◆ **Given problem**: For the listing underneath, give the count of lines containing the string "tube" and nothing further.

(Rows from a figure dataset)
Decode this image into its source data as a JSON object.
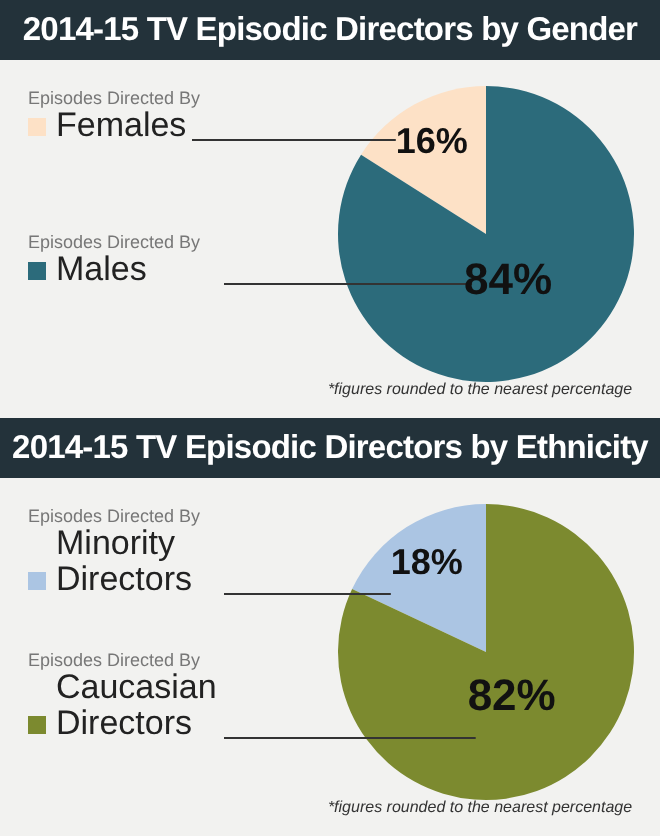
{
  "chart_data": [
    {
      "type": "pie",
      "title": "2014-15 TV Episodic Directors by Gender",
      "categories": [
        "Episodes Directed By\nFemales",
        "Episodes Directed By\nMales"
      ],
      "values": [
        16,
        84
      ],
      "colors": [
        "#fde1c6",
        "#2c6b7b"
      ],
      "value_labels": [
        "16%",
        "84%"
      ],
      "annotations": [
        "*figures rounded to the nearest percentage"
      ]
    },
    {
      "type": "pie",
      "title": "2014-15 TV Episodic Directors by Ethnicity",
      "categories": [
        "Episodes Directed By\nMinority\nDirectors",
        "Episodes Directed By\nCaucasian\nDirectors"
      ],
      "values": [
        18,
        82
      ],
      "colors": [
        "#abc5e3",
        "#7c8a2f"
      ],
      "value_labels": [
        "18%",
        "82%"
      ],
      "annotations": [
        "*figures rounded to the nearest percentage"
      ]
    }
  ]
}
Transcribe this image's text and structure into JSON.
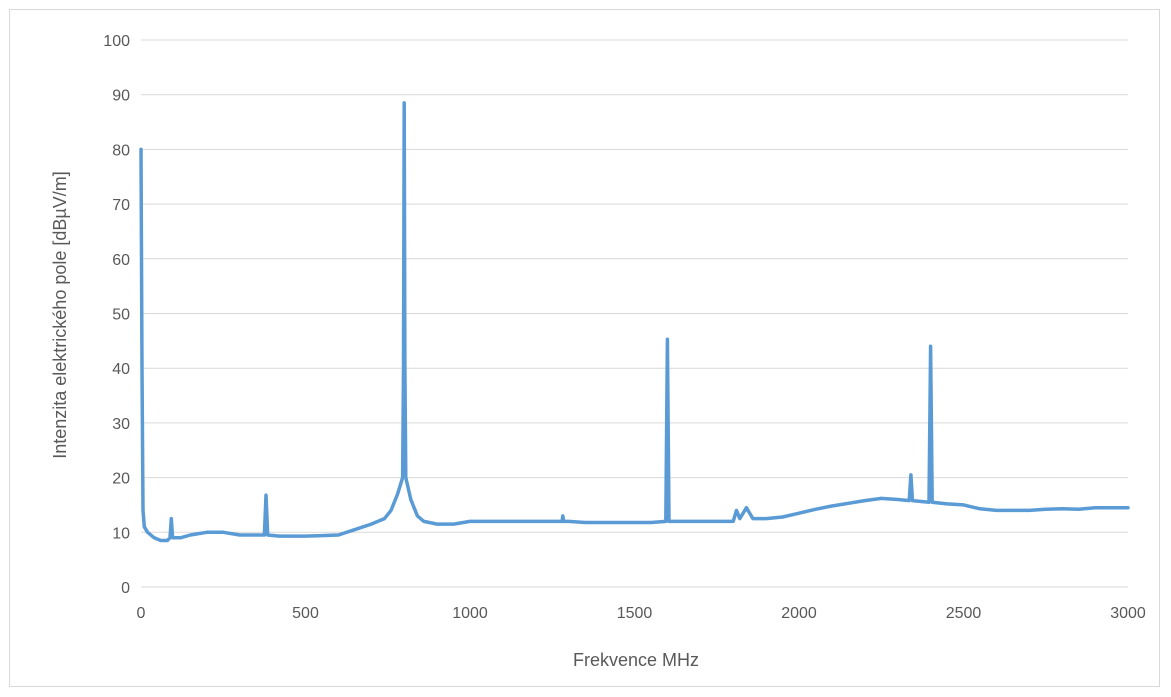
{
  "chart_data": {
    "type": "line",
    "title": "",
    "xlabel": "Frekvence MHz",
    "ylabel": "Intenzita elektrického pole [dBµV/m]",
    "xlim": [
      0,
      3000
    ],
    "ylim": [
      0,
      100
    ],
    "x_ticks": [
      0,
      500,
      1000,
      1500,
      2000,
      2500,
      3000
    ],
    "y_ticks": [
      0,
      10,
      20,
      30,
      40,
      50,
      60,
      70,
      80,
      90,
      100
    ],
    "grid": "horizontal",
    "legend": "none",
    "series": [
      {
        "color": "#5b9bd5",
        "points": [
          [
            0,
            80
          ],
          [
            3,
            40
          ],
          [
            6,
            14
          ],
          [
            10,
            11
          ],
          [
            20,
            10
          ],
          [
            40,
            9
          ],
          [
            60,
            8.5
          ],
          [
            80,
            8.5
          ],
          [
            88,
            9
          ],
          [
            92,
            12.5
          ],
          [
            96,
            9
          ],
          [
            120,
            9
          ],
          [
            150,
            9.5
          ],
          [
            200,
            10
          ],
          [
            250,
            10
          ],
          [
            300,
            9.5
          ],
          [
            350,
            9.5
          ],
          [
            375,
            9.5
          ],
          [
            380,
            16.8
          ],
          [
            385,
            9.5
          ],
          [
            420,
            9.3
          ],
          [
            450,
            9.3
          ],
          [
            500,
            9.3
          ],
          [
            550,
            9.4
          ],
          [
            600,
            9.5
          ],
          [
            650,
            10.5
          ],
          [
            700,
            11.5
          ],
          [
            740,
            12.5
          ],
          [
            760,
            14
          ],
          [
            780,
            17
          ],
          [
            795,
            20
          ],
          [
            798,
            40
          ],
          [
            800,
            88.5
          ],
          [
            802,
            40
          ],
          [
            805,
            20
          ],
          [
            820,
            16
          ],
          [
            840,
            13
          ],
          [
            860,
            12
          ],
          [
            900,
            11.5
          ],
          [
            950,
            11.5
          ],
          [
            1000,
            12
          ],
          [
            1050,
            12
          ],
          [
            1100,
            12
          ],
          [
            1150,
            12
          ],
          [
            1200,
            12
          ],
          [
            1250,
            12
          ],
          [
            1280,
            12
          ],
          [
            1282,
            13
          ],
          [
            1285,
            12
          ],
          [
            1300,
            12
          ],
          [
            1350,
            11.8
          ],
          [
            1400,
            11.8
          ],
          [
            1450,
            11.8
          ],
          [
            1500,
            11.8
          ],
          [
            1550,
            11.8
          ],
          [
            1595,
            12
          ],
          [
            1600,
            45.3
          ],
          [
            1605,
            12
          ],
          [
            1650,
            12
          ],
          [
            1700,
            12
          ],
          [
            1750,
            12
          ],
          [
            1800,
            12
          ],
          [
            1810,
            14
          ],
          [
            1820,
            12.5
          ],
          [
            1840,
            14.5
          ],
          [
            1860,
            12.5
          ],
          [
            1900,
            12.5
          ],
          [
            1950,
            12.8
          ],
          [
            2000,
            13.5
          ],
          [
            2050,
            14.2
          ],
          [
            2100,
            14.8
          ],
          [
            2150,
            15.3
          ],
          [
            2200,
            15.8
          ],
          [
            2250,
            16.2
          ],
          [
            2300,
            16
          ],
          [
            2335,
            15.8
          ],
          [
            2340,
            20.5
          ],
          [
            2345,
            15.8
          ],
          [
            2395,
            15.5
          ],
          [
            2400,
            44
          ],
          [
            2405,
            15.5
          ],
          [
            2450,
            15.2
          ],
          [
            2500,
            15
          ],
          [
            2550,
            14.3
          ],
          [
            2600,
            14
          ],
          [
            2650,
            14
          ],
          [
            2700,
            14
          ],
          [
            2750,
            14.2
          ],
          [
            2800,
            14.3
          ],
          [
            2850,
            14.2
          ],
          [
            2900,
            14.5
          ],
          [
            2950,
            14.5
          ],
          [
            3000,
            14.5
          ]
        ]
      }
    ]
  }
}
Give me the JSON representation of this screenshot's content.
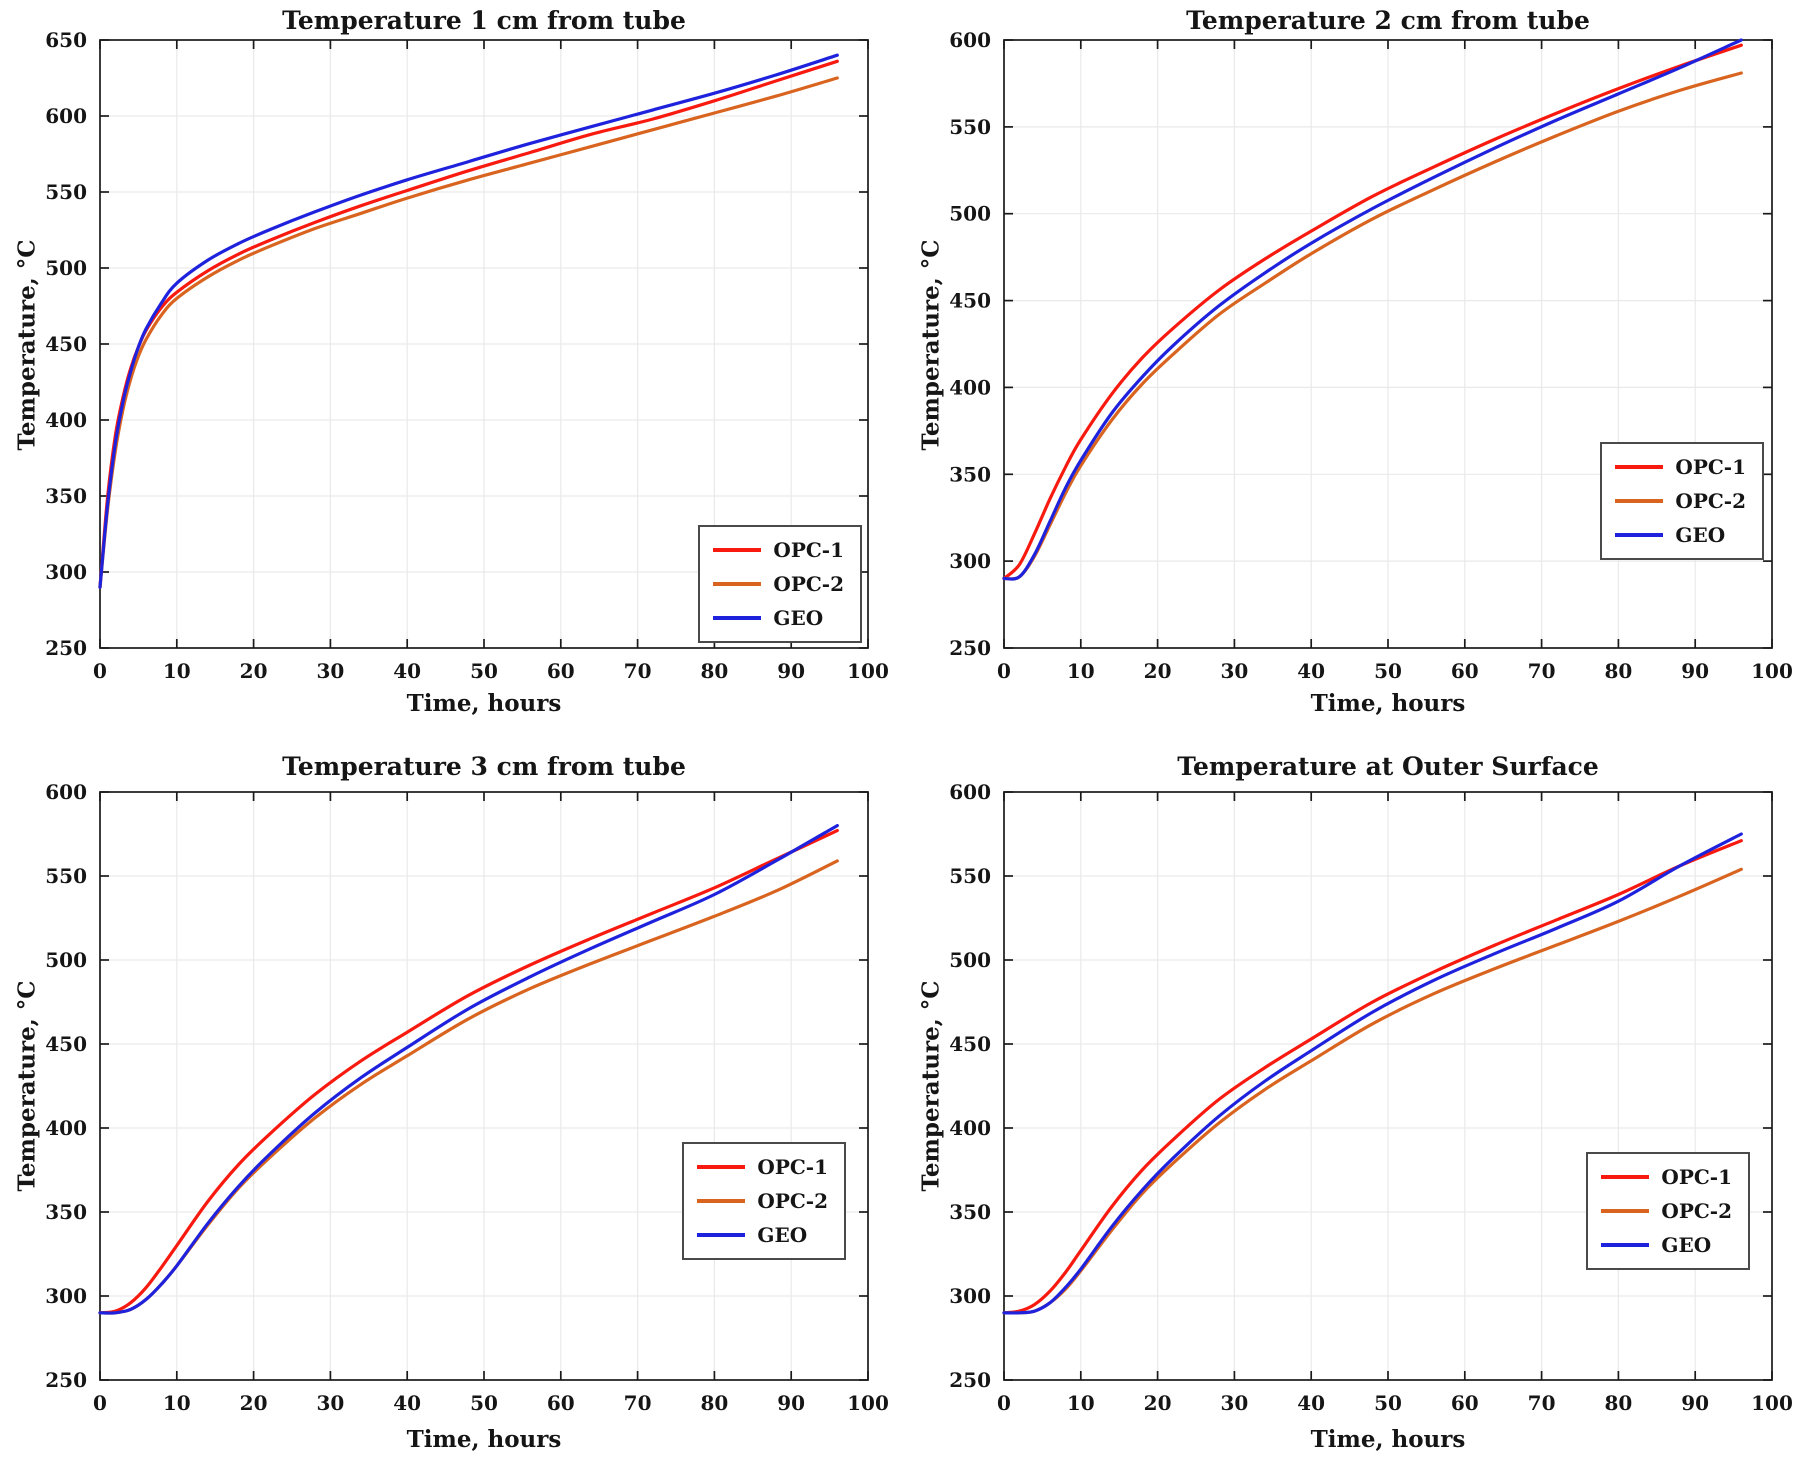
{
  "figure": {
    "panels": 4,
    "description": "2x2 grid of temperature-vs-time line plots"
  },
  "colors": {
    "opc1": "#F8190F",
    "opc2": "#D9641F",
    "geo": "#1F22DD",
    "grid": "#E9E9E9",
    "axis": "#1A1A1A",
    "legend_border": "#4A4A4A"
  },
  "chart_data": [
    {
      "type": "line",
      "title": "Temperature 1 cm from tube",
      "xlabel": "Time, hours",
      "ylabel": "Temperature, °C",
      "xlim": [
        0,
        100
      ],
      "ylim": [
        250,
        650
      ],
      "xticks": [
        0,
        10,
        20,
        30,
        40,
        50,
        60,
        70,
        80,
        90,
        100
      ],
      "yticks": [
        250,
        300,
        350,
        400,
        450,
        500,
        550,
        600,
        650
      ],
      "grid": true,
      "legend_position": "inside bottom-right",
      "x": [
        0,
        1,
        2,
        3,
        4,
        5,
        6,
        8,
        10,
        14,
        18,
        22,
        28,
        34,
        40,
        48,
        56,
        64,
        72,
        80,
        88,
        96
      ],
      "series": [
        {
          "name": "OPC-1",
          "color": "#F8190F",
          "values": [
            290,
            350,
            390,
            415,
            434,
            448,
            459,
            474,
            484,
            498,
            509,
            518,
            530,
            541,
            551,
            564,
            576,
            588,
            598,
            610,
            623,
            636
          ]
        },
        {
          "name": "OPC-2",
          "color": "#D9641F",
          "values": [
            290,
            342,
            380,
            407,
            427,
            442,
            453,
            469,
            480,
            494,
            505,
            514,
            526,
            536,
            546,
            558,
            569,
            580,
            591,
            602,
            613,
            625
          ]
        },
        {
          "name": "GEO",
          "color": "#1F22DD",
          "values": [
            290,
            345,
            385,
            412,
            432,
            448,
            460,
            477,
            490,
            505,
            516,
            525,
            537,
            548,
            558,
            570,
            582,
            593,
            604,
            615,
            627,
            640
          ]
        }
      ]
    },
    {
      "type": "line",
      "title": "Temperature 2 cm from tube",
      "xlabel": "Time, hours",
      "ylabel": "Temperature, °C",
      "xlim": [
        0,
        100
      ],
      "ylim": [
        250,
        600
      ],
      "xticks": [
        0,
        10,
        20,
        30,
        40,
        50,
        60,
        70,
        80,
        90,
        100
      ],
      "yticks": [
        250,
        300,
        350,
        400,
        450,
        500,
        550,
        600
      ],
      "grid": true,
      "legend_position": "inside right",
      "x": [
        0,
        2,
        4,
        6,
        8,
        10,
        14,
        18,
        22,
        28,
        34,
        40,
        48,
        56,
        64,
        72,
        80,
        88,
        96
      ],
      "series": [
        {
          "name": "OPC-1",
          "color": "#F8190F",
          "values": [
            290,
            298,
            316,
            336,
            354,
            370,
            396,
            417,
            434,
            456,
            474,
            490,
            510,
            527,
            543,
            558,
            572,
            585,
            597
          ]
        },
        {
          "name": "OPC-2",
          "color": "#D9641F",
          "values": [
            290,
            291,
            303,
            321,
            339,
            355,
            381,
            402,
            419,
            442,
            460,
            477,
            497,
            514,
            530,
            545,
            559,
            571,
            581
          ]
        },
        {
          "name": "GEO",
          "color": "#1F22DD",
          "values": [
            290,
            291,
            304,
            323,
            342,
            358,
            385,
            406,
            424,
            447,
            466,
            483,
            503,
            521,
            538,
            554,
            569,
            584,
            600
          ]
        }
      ]
    },
    {
      "type": "line",
      "title": "Temperature 3 cm from tube",
      "xlabel": "Time, hours",
      "ylabel": "Temperature, °C",
      "xlim": [
        0,
        100
      ],
      "ylim": [
        250,
        600
      ],
      "xticks": [
        0,
        10,
        20,
        30,
        40,
        50,
        60,
        70,
        80,
        90,
        100
      ],
      "yticks": [
        250,
        300,
        350,
        400,
        450,
        500,
        550,
        600
      ],
      "grid": true,
      "legend_position": "inside right-lower",
      "x": [
        0,
        2,
        4,
        6,
        8,
        10,
        14,
        18,
        22,
        28,
        34,
        40,
        48,
        56,
        64,
        72,
        80,
        88,
        96
      ],
      "series": [
        {
          "name": "OPC-1",
          "color": "#F8190F",
          "values": [
            290,
            291,
            296,
            305,
            317,
            330,
            356,
            378,
            396,
            420,
            440,
            457,
            479,
            497,
            513,
            528,
            543,
            560,
            577
          ]
        },
        {
          "name": "OPC-2",
          "color": "#D9641F",
          "values": [
            290,
            290,
            292,
            298,
            307,
            318,
            342,
            364,
            382,
            406,
            426,
            443,
            465,
            483,
            498,
            512,
            526,
            541,
            559
          ]
        },
        {
          "name": "GEO",
          "color": "#1F22DD",
          "values": [
            290,
            290,
            292,
            298,
            307,
            318,
            343,
            365,
            384,
            409,
            430,
            448,
            471,
            490,
            507,
            523,
            539,
            559,
            580
          ]
        }
      ]
    },
    {
      "type": "line",
      "title": "Temperature at Outer Surface",
      "xlabel": "Time, hours",
      "ylabel": "Temperature, °C",
      "xlim": [
        0,
        100
      ],
      "ylim": [
        250,
        600
      ],
      "xticks": [
        0,
        10,
        20,
        30,
        40,
        50,
        60,
        70,
        80,
        90,
        100
      ],
      "yticks": [
        250,
        300,
        350,
        400,
        450,
        500,
        550,
        600
      ],
      "grid": true,
      "legend_position": "inside right-lower",
      "x": [
        0,
        2,
        4,
        6,
        8,
        10,
        14,
        18,
        22,
        28,
        34,
        40,
        48,
        56,
        64,
        72,
        80,
        88,
        96
      ],
      "series": [
        {
          "name": "OPC-1",
          "color": "#F8190F",
          "values": [
            290,
            291,
            295,
            303,
            314,
            327,
            353,
            375,
            393,
            417,
            436,
            453,
            475,
            493,
            509,
            524,
            539,
            556,
            571
          ]
        },
        {
          "name": "OPC-2",
          "color": "#D9641F",
          "values": [
            290,
            290,
            291,
            296,
            304,
            315,
            339,
            361,
            379,
            403,
            423,
            440,
            462,
            480,
            495,
            509,
            523,
            538,
            554
          ]
        },
        {
          "name": "GEO",
          "color": "#1F22DD",
          "values": [
            290,
            290,
            291,
            296,
            305,
            316,
            341,
            363,
            382,
            407,
            428,
            446,
            469,
            488,
            504,
            519,
            535,
            556,
            575
          ]
        }
      ]
    }
  ]
}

◆ **Output of the task**: 3